**ENTRIES PROVIDED:**

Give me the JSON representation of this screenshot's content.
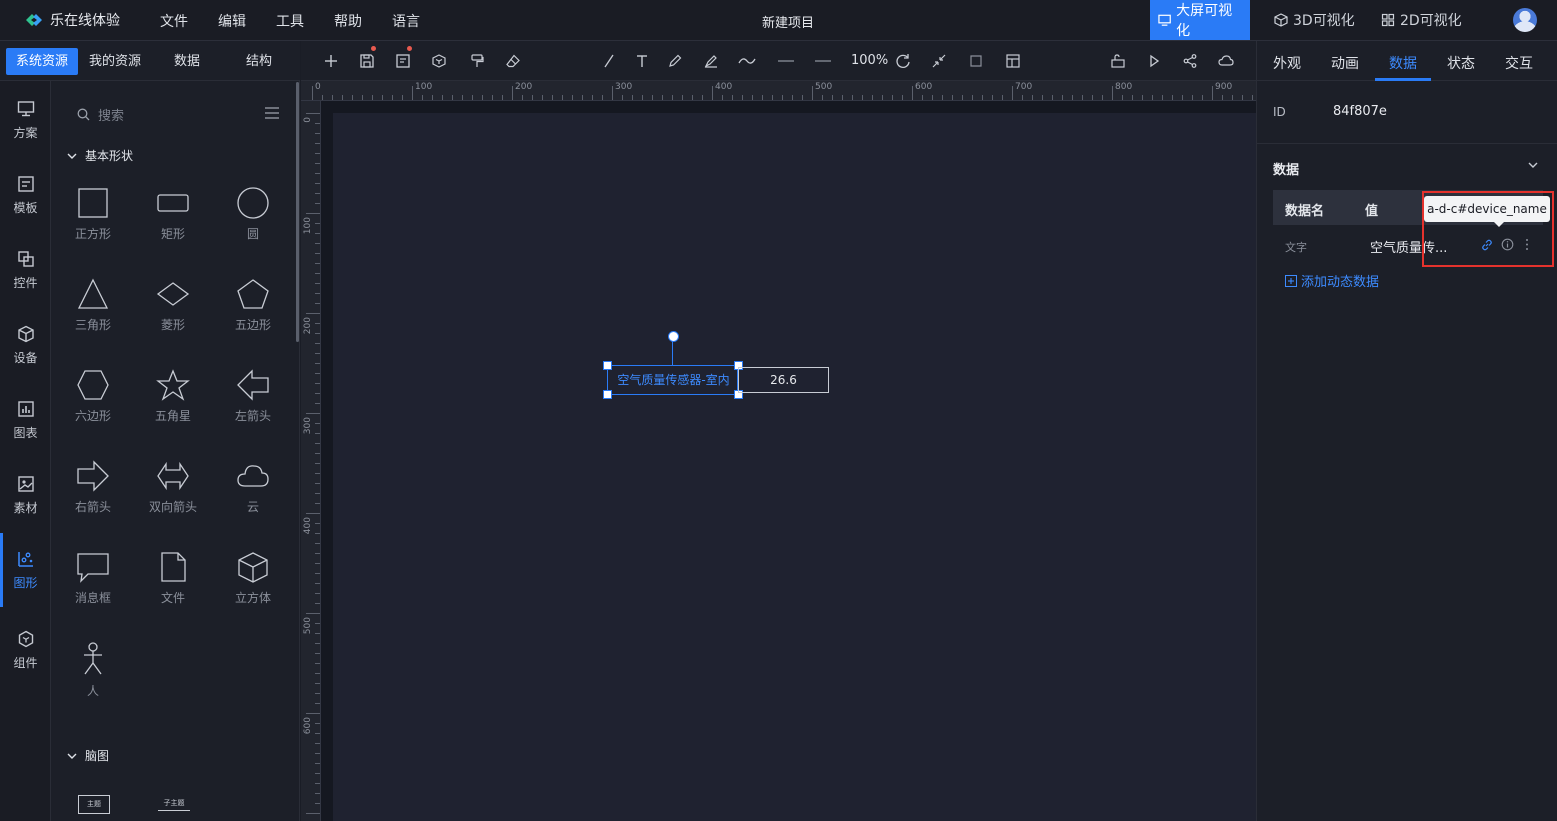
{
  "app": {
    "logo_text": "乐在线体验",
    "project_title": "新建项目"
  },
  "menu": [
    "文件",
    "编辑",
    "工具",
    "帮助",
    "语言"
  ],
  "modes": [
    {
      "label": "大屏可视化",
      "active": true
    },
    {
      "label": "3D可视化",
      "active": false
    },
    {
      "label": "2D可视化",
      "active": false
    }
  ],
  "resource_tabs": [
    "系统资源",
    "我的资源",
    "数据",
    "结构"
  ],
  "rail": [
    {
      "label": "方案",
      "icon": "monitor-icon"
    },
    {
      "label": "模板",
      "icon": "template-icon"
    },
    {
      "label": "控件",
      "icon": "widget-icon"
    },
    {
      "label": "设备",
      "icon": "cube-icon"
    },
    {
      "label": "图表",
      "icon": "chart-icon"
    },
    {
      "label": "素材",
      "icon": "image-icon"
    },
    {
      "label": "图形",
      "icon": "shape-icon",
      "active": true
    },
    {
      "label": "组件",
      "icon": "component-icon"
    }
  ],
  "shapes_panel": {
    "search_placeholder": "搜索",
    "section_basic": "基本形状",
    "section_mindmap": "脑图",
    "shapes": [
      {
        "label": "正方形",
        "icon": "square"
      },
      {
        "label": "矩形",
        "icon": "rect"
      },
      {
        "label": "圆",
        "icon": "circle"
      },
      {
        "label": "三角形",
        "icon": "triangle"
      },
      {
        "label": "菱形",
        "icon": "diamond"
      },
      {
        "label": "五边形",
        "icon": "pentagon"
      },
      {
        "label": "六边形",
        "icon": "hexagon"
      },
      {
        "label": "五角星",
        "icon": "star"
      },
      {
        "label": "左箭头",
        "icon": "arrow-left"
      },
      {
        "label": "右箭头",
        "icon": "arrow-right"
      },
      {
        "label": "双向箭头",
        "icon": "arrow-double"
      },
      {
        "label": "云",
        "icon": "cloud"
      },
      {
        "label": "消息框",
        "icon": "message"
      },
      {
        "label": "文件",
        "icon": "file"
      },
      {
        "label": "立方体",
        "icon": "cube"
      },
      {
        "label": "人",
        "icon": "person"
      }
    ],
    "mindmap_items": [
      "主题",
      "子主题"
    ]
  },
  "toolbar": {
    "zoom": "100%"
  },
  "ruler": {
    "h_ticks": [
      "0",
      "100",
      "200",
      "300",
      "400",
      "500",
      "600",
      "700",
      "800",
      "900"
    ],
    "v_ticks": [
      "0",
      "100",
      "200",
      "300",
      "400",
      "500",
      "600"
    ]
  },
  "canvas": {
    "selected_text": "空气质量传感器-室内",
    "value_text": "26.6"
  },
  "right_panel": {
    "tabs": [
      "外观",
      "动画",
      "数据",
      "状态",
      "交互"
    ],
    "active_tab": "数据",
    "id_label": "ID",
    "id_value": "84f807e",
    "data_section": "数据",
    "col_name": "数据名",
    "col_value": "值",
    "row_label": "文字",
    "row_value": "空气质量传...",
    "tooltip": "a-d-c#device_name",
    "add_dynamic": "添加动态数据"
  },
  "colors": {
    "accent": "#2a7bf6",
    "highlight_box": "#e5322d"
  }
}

**WHAT THIS TASK INVOLVES:** None of the pictures should appear; repeat the records exactly otherwise.

**ANSWER IN FULL:**
Give me the JSON representation of this screenshot's content.
{
  "app": {
    "logo_text": "乐在线体验",
    "project_title": "新建项目"
  },
  "menu": [
    "文件",
    "编辑",
    "工具",
    "帮助",
    "语言"
  ],
  "modes": [
    {
      "label": "大屏可视化",
      "active": true
    },
    {
      "label": "3D可视化",
      "active": false
    },
    {
      "label": "2D可视化",
      "active": false
    }
  ],
  "resource_tabs": [
    "系统资源",
    "我的资源",
    "数据",
    "结构"
  ],
  "rail": [
    {
      "label": "方案",
      "icon": "monitor-icon"
    },
    {
      "label": "模板",
      "icon": "template-icon"
    },
    {
      "label": "控件",
      "icon": "widget-icon"
    },
    {
      "label": "设备",
      "icon": "cube-icon"
    },
    {
      "label": "图表",
      "icon": "chart-icon"
    },
    {
      "label": "素材",
      "icon": "image-icon"
    },
    {
      "label": "图形",
      "icon": "shape-icon",
      "active": true
    },
    {
      "label": "组件",
      "icon": "component-icon"
    }
  ],
  "shapes_panel": {
    "search_placeholder": "搜索",
    "section_basic": "基本形状",
    "section_mindmap": "脑图",
    "shapes": [
      {
        "label": "正方形",
        "icon": "square"
      },
      {
        "label": "矩形",
        "icon": "rect"
      },
      {
        "label": "圆",
        "icon": "circle"
      },
      {
        "label": "三角形",
        "icon": "triangle"
      },
      {
        "label": "菱形",
        "icon": "diamond"
      },
      {
        "label": "五边形",
        "icon": "pentagon"
      },
      {
        "label": "六边形",
        "icon": "hexagon"
      },
      {
        "label": "五角星",
        "icon": "star"
      },
      {
        "label": "左箭头",
        "icon": "arrow-left"
      },
      {
        "label": "右箭头",
        "icon": "arrow-right"
      },
      {
        "label": "双向箭头",
        "icon": "arrow-double"
      },
      {
        "label": "云",
        "icon": "cloud"
      },
      {
        "label": "消息框",
        "icon": "message"
      },
      {
        "label": "文件",
        "icon": "file"
      },
      {
        "label": "立方体",
        "icon": "cube"
      },
      {
        "label": "人",
        "icon": "person"
      }
    ],
    "mindmap_items": [
      "主题",
      "子主题"
    ]
  },
  "toolbar": {
    "zoom": "100%"
  },
  "ruler": {
    "h_ticks": [
      "0",
      "100",
      "200",
      "300",
      "400",
      "500",
      "600",
      "700",
      "800",
      "900"
    ],
    "v_ticks": [
      "0",
      "100",
      "200",
      "300",
      "400",
      "500",
      "600"
    ]
  },
  "canvas": {
    "selected_text": "空气质量传感器-室内",
    "value_text": "26.6"
  },
  "right_panel": {
    "tabs": [
      "外观",
      "动画",
      "数据",
      "状态",
      "交互"
    ],
    "active_tab": "数据",
    "id_label": "ID",
    "id_value": "84f807e",
    "data_section": "数据",
    "col_name": "数据名",
    "col_value": "值",
    "row_label": "文字",
    "row_value": "空气质量传...",
    "tooltip": "a-d-c#device_name",
    "add_dynamic": "添加动态数据"
  },
  "colors": {
    "accent": "#2a7bf6",
    "highlight_box": "#e5322d"
  }
}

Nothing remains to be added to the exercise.